Exercise requirements: Send back the records in full, character for character.

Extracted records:
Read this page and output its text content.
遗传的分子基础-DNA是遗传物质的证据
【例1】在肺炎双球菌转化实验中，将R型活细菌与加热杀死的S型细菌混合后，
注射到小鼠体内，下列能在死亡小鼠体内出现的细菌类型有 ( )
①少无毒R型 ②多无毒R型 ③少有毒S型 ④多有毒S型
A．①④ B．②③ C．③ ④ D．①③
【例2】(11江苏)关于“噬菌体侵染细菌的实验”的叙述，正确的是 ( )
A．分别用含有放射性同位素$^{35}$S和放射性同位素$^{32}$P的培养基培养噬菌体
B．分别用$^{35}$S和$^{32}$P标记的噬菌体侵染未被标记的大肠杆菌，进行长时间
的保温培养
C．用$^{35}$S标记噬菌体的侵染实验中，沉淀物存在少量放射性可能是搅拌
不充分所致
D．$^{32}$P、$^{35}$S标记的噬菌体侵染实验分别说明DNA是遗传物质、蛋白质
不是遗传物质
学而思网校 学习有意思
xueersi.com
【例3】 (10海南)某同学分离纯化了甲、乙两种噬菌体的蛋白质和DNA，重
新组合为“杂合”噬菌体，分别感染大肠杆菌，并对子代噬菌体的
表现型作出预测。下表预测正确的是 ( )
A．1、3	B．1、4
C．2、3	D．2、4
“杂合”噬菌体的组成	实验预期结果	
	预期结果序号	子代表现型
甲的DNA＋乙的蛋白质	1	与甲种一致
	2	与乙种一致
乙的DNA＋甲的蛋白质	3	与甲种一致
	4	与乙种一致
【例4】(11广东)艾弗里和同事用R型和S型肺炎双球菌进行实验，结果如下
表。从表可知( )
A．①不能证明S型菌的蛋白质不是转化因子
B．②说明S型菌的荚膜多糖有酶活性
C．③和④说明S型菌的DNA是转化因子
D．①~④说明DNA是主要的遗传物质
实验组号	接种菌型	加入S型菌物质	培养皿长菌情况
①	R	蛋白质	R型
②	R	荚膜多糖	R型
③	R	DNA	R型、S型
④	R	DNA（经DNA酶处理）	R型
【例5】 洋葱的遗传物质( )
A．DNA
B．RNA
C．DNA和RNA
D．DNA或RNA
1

Expected answer:
Read this page and output its text content.
遗传的分子基础-DNA是遗传物质的证据
【例1】在肺炎双球菌转化实验中，将R型活细菌与加热杀死的S型细菌混合后，
注射到小鼠体内，下列能在死亡小鼠体内出现的细菌类型有 ( )
①少无毒R型 ②多无毒R型 ③少有毒S型 ④多有毒S型
A．①④ B．②③ C．③ ④ D．①③
【例2】(11江苏)关于“噬菌体侵染细菌的实验”的叙述，正确的是 ( )
A．分别用含有放射性同位素$^{35}$S和放射性同位素$^{32}$P的培养基培养噬菌体
B．分别用$^{35}$S和$^{32}$P标记的噬菌体侵染未被标记的大肠杆菌，进行长时间
的保温培养
C．用$^{35}$S标记噬菌体的侵染实验中，沉淀物存在少量放射性可能是搅拌
不充分所致
D．$^{32}$P、$^{35}$S标记的噬菌体侵染实验分别说明DNA是遗传物质、蛋白质
不是遗传物质
学而思网校 学习有意思
xueersi.com
【例3】 (10海南)某同学分离纯化了甲、乙两种噬菌体的蛋白质和DNA，重
新组合为“杂合”噬菌体，分别感染大肠杆菌，并对子代噬菌体的
表现型作出预测。下表预测正确的是 ( )
A．1、3	B．1、4
C．2、3	D．2、4
“杂合”噬菌体的组成	实验预期结果	
	预期结果序号	子代表现型
甲的DNA＋乙的蛋白质	1	与甲种一致
	2	与乙种一致
乙的DNA＋甲的蛋白质	3	与甲种一致
	4	与乙种一致
【例4】(11广东)艾弗里和同事用R型和S型肺炎双球菌进行实验，结果如下
表。从表可知( )
A．①不能证明S型菌的蛋白质不是转化因子
B．②说明S型菌的荚膜多糖有酶活性
C．③和④说明S型菌的DNA是转化因子
D．①~④说明DNA是主要的遗传物质
实验组号	接种菌型	加入S型菌物质	培养皿长菌情况
①	R	蛋白质	R型
②	R	荚膜多糖	R型
③	R	DNA	R型、S型
④	R	DNA（经DNA酶处理）	R型
【例5】 洋葱的遗传物质( )
A．DNA
B．RNA
C．DNA和RNA
D．DNA或RNA
1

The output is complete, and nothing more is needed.